** Begin **

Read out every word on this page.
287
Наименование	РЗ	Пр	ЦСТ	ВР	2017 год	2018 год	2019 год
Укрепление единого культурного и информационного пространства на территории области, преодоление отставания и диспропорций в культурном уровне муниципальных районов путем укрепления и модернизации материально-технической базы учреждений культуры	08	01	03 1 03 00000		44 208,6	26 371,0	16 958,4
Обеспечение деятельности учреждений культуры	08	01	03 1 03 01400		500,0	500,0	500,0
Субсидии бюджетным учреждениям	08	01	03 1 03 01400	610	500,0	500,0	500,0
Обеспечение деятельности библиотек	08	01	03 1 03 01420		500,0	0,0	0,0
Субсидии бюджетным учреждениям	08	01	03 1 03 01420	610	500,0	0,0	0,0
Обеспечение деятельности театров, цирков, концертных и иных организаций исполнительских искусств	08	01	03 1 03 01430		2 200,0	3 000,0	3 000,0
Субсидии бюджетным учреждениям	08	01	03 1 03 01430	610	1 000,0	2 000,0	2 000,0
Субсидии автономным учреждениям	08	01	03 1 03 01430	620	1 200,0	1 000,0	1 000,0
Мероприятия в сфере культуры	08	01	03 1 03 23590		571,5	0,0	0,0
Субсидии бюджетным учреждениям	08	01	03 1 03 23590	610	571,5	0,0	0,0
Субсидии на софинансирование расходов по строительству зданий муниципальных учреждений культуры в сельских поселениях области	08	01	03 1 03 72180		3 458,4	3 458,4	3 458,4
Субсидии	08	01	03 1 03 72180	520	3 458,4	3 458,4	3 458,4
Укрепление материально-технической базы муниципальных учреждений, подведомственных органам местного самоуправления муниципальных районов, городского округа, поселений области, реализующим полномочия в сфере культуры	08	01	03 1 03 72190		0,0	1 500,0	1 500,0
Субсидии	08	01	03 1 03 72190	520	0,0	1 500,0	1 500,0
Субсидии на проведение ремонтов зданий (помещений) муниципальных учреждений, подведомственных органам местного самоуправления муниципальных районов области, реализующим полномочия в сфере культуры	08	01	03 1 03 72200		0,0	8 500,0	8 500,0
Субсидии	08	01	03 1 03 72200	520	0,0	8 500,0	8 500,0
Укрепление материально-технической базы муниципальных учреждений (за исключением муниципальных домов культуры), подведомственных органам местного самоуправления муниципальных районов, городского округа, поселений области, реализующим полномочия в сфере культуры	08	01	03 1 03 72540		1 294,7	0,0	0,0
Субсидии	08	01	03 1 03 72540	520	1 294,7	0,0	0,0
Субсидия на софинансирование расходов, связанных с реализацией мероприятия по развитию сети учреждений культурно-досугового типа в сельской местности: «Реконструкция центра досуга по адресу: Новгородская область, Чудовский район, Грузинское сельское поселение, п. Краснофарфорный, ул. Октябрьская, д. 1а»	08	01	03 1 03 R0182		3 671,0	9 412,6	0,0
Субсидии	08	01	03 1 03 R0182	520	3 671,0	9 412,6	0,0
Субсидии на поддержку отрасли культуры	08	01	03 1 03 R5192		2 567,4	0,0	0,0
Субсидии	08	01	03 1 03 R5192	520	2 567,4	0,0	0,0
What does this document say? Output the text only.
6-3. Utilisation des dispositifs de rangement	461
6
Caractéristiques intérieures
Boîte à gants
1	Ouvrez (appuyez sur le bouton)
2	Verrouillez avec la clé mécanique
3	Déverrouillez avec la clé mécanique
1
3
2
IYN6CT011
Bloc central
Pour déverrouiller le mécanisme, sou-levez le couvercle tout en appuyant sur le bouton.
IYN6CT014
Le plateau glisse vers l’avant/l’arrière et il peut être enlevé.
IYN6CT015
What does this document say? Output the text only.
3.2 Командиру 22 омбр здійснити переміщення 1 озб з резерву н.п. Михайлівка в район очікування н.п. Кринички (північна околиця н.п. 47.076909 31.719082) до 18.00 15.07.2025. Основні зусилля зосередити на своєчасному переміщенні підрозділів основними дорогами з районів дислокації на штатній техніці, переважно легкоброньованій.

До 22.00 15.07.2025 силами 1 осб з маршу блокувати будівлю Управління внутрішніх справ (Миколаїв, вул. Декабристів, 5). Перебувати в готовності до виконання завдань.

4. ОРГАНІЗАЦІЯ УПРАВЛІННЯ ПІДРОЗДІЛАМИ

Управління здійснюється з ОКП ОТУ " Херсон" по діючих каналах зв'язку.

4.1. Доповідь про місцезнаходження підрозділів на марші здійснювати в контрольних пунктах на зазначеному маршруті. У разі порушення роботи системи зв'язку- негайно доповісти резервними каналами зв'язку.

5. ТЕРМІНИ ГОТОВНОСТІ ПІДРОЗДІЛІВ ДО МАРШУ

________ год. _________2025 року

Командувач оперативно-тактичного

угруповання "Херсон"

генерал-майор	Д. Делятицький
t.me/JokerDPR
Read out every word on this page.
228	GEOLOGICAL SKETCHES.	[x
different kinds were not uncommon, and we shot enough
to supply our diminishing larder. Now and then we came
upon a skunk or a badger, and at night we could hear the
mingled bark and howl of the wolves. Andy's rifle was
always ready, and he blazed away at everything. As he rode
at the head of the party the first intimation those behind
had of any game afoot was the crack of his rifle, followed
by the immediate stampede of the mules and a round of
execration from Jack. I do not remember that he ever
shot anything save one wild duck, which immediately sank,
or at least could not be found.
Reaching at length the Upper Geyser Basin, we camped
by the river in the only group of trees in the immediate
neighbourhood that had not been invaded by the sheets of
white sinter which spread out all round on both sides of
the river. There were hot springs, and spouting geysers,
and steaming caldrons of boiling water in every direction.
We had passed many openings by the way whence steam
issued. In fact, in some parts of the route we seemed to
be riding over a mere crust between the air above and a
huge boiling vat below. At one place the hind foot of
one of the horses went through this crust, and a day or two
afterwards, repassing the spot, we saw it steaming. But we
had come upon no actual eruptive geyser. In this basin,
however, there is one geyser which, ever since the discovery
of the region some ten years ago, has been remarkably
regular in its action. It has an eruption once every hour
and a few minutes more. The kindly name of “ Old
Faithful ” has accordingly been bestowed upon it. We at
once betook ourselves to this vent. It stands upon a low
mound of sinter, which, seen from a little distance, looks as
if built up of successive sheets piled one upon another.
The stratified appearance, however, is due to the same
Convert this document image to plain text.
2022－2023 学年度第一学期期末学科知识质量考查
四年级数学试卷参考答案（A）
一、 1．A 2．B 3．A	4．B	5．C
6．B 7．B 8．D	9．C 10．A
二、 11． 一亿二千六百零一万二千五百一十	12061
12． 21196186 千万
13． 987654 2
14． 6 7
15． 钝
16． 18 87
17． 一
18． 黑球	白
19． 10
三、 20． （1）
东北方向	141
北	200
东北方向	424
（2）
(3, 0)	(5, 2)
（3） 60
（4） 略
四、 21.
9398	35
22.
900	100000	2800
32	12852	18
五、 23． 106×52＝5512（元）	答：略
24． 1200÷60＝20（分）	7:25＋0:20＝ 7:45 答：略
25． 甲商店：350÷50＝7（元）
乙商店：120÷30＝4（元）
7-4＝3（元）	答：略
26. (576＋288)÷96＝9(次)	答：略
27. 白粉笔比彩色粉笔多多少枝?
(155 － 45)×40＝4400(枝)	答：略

** End **

WHAT TO WORK ON: Only lines that contain the word "river" are wanted; copy each of them.

COMPLETE OUTPUT:
by the river in the only group of trees in the immediate
the river. There were hot springs, and spouting geysers,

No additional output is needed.